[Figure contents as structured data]
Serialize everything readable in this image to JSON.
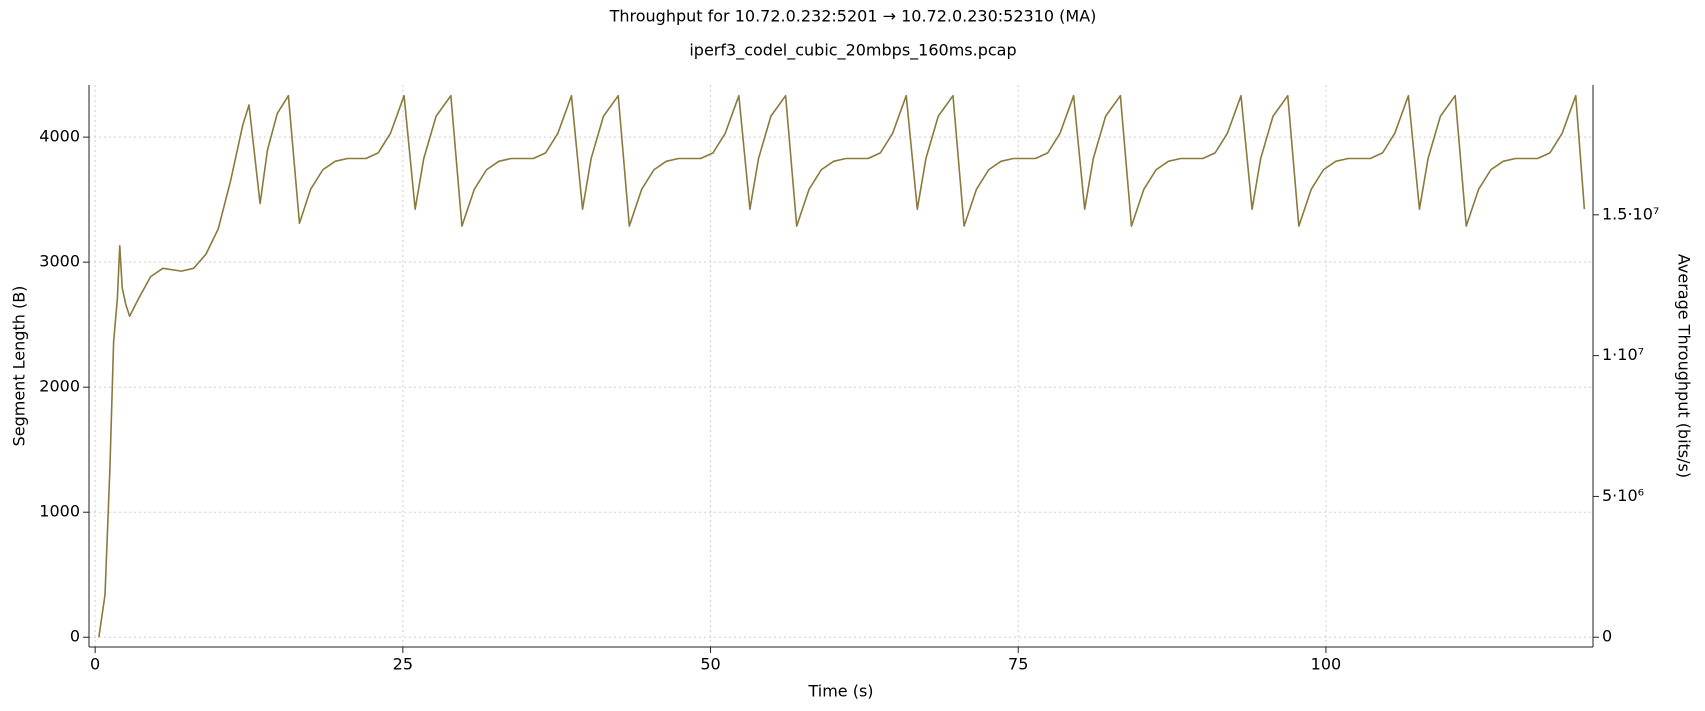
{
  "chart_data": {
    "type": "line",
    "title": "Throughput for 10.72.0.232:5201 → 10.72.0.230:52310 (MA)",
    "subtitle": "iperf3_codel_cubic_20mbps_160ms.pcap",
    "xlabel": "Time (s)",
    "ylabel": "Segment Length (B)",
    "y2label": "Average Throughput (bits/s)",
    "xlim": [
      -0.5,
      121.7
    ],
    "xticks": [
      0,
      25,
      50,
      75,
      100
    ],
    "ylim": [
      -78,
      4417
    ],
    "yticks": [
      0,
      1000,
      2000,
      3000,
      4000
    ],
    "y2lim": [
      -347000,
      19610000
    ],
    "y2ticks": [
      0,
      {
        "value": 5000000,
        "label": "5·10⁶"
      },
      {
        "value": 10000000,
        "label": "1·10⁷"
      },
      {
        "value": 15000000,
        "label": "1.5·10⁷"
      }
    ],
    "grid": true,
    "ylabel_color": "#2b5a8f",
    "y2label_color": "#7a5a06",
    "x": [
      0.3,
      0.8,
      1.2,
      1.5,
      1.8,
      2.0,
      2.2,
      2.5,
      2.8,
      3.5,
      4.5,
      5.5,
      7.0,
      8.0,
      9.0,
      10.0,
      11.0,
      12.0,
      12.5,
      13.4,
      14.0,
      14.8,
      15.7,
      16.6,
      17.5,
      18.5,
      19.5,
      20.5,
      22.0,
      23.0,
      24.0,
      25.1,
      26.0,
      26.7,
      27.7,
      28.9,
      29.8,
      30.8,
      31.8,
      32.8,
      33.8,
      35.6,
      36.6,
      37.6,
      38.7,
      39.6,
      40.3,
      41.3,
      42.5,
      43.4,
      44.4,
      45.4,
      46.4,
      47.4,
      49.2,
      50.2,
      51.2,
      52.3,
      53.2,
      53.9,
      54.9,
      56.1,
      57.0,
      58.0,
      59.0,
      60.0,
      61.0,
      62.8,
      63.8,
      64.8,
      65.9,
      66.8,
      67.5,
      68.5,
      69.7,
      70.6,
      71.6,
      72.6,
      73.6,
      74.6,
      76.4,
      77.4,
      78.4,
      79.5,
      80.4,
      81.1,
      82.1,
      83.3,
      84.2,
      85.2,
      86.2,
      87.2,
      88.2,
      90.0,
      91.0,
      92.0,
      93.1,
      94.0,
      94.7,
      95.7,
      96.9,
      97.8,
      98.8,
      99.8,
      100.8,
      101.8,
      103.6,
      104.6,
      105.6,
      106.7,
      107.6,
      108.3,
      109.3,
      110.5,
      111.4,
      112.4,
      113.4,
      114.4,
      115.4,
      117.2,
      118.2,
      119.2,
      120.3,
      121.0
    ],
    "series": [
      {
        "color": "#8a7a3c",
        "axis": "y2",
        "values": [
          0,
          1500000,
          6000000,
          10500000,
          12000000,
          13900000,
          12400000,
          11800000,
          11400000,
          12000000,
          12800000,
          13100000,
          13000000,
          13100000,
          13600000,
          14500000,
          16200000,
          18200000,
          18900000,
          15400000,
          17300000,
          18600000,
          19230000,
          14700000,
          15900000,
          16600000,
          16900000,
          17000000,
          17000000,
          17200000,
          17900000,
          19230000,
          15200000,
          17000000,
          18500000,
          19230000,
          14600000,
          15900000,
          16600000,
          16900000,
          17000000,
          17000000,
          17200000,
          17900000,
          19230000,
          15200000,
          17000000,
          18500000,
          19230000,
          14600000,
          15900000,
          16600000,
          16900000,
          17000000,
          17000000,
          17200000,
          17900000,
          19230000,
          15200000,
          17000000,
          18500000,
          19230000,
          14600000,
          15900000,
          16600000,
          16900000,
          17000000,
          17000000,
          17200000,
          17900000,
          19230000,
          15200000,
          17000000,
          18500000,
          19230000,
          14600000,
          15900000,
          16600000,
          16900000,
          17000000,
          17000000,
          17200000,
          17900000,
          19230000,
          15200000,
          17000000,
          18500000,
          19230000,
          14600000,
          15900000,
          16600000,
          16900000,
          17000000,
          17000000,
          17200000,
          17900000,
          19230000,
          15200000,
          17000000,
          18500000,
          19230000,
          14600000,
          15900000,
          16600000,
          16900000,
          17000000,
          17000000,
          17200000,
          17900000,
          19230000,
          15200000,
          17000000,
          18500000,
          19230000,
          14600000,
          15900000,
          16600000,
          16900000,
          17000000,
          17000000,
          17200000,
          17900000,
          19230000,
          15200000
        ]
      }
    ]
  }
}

* [WHAT IS EXPECTED] Transcribe all of the material exactly, leaving out whatever pictures it contains.

* [WRITTEN RESPONSE]
Serialize everything readable in this image to JSON.
{
  "chart_data": {
    "type": "line",
    "title": "Throughput for 10.72.0.232:5201 → 10.72.0.230:52310 (MA)",
    "subtitle": "iperf3_codel_cubic_20mbps_160ms.pcap",
    "xlabel": "Time (s)",
    "ylabel": "Segment Length (B)",
    "y2label": "Average Throughput (bits/s)",
    "xlim": [
      -0.5,
      121.7
    ],
    "xticks": [
      0,
      25,
      50,
      75,
      100
    ],
    "ylim": [
      -78,
      4417
    ],
    "yticks": [
      0,
      1000,
      2000,
      3000,
      4000
    ],
    "y2lim": [
      -347000,
      19610000
    ],
    "y2ticks": [
      0,
      {
        "value": 5000000,
        "label": "5·10⁶"
      },
      {
        "value": 10000000,
        "label": "1·10⁷"
      },
      {
        "value": 15000000,
        "label": "1.5·10⁷"
      }
    ],
    "grid": true,
    "ylabel_color": "#2b5a8f",
    "y2label_color": "#7a5a06",
    "x": [
      0.3,
      0.8,
      1.2,
      1.5,
      1.8,
      2.0,
      2.2,
      2.5,
      2.8,
      3.5,
      4.5,
      5.5,
      7.0,
      8.0,
      9.0,
      10.0,
      11.0,
      12.0,
      12.5,
      13.4,
      14.0,
      14.8,
      15.7,
      16.6,
      17.5,
      18.5,
      19.5,
      20.5,
      22.0,
      23.0,
      24.0,
      25.1,
      26.0,
      26.7,
      27.7,
      28.9,
      29.8,
      30.8,
      31.8,
      32.8,
      33.8,
      35.6,
      36.6,
      37.6,
      38.7,
      39.6,
      40.3,
      41.3,
      42.5,
      43.4,
      44.4,
      45.4,
      46.4,
      47.4,
      49.2,
      50.2,
      51.2,
      52.3,
      53.2,
      53.9,
      54.9,
      56.1,
      57.0,
      58.0,
      59.0,
      60.0,
      61.0,
      62.8,
      63.8,
      64.8,
      65.9,
      66.8,
      67.5,
      68.5,
      69.7,
      70.6,
      71.6,
      72.6,
      73.6,
      74.6,
      76.4,
      77.4,
      78.4,
      79.5,
      80.4,
      81.1,
      82.1,
      83.3,
      84.2,
      85.2,
      86.2,
      87.2,
      88.2,
      90.0,
      91.0,
      92.0,
      93.1,
      94.0,
      94.7,
      95.7,
      96.9,
      97.8,
      98.8,
      99.8,
      100.8,
      101.8,
      103.6,
      104.6,
      105.6,
      106.7,
      107.6,
      108.3,
      109.3,
      110.5,
      111.4,
      112.4,
      113.4,
      114.4,
      115.4,
      117.2,
      118.2,
      119.2,
      120.3,
      121.0
    ],
    "series": [
      {
        "color": "#8a7a3c",
        "axis": "y2",
        "values": [
          0,
          1500000,
          6000000,
          10500000,
          12000000,
          13900000,
          12400000,
          11800000,
          11400000,
          12000000,
          12800000,
          13100000,
          13000000,
          13100000,
          13600000,
          14500000,
          16200000,
          18200000,
          18900000,
          15400000,
          17300000,
          18600000,
          19230000,
          14700000,
          15900000,
          16600000,
          16900000,
          17000000,
          17000000,
          17200000,
          17900000,
          19230000,
          15200000,
          17000000,
          18500000,
          19230000,
          14600000,
          15900000,
          16600000,
          16900000,
          17000000,
          17000000,
          17200000,
          17900000,
          19230000,
          15200000,
          17000000,
          18500000,
          19230000,
          14600000,
          15900000,
          16600000,
          16900000,
          17000000,
          17000000,
          17200000,
          17900000,
          19230000,
          15200000,
          17000000,
          18500000,
          19230000,
          14600000,
          15900000,
          16600000,
          16900000,
          17000000,
          17000000,
          17200000,
          17900000,
          19230000,
          15200000,
          17000000,
          18500000,
          19230000,
          14600000,
          15900000,
          16600000,
          16900000,
          17000000,
          17000000,
          17200000,
          17900000,
          19230000,
          15200000,
          17000000,
          18500000,
          19230000,
          14600000,
          15900000,
          16600000,
          16900000,
          17000000,
          17000000,
          17200000,
          17900000,
          19230000,
          15200000,
          17000000,
          18500000,
          19230000,
          14600000,
          15900000,
          16600000,
          16900000,
          17000000,
          17000000,
          17200000,
          17900000,
          19230000,
          15200000,
          17000000,
          18500000,
          19230000,
          14600000,
          15900000,
          16600000,
          16900000,
          17000000,
          17000000,
          17200000,
          17900000,
          19230000,
          15200000
        ]
      }
    ]
  }
}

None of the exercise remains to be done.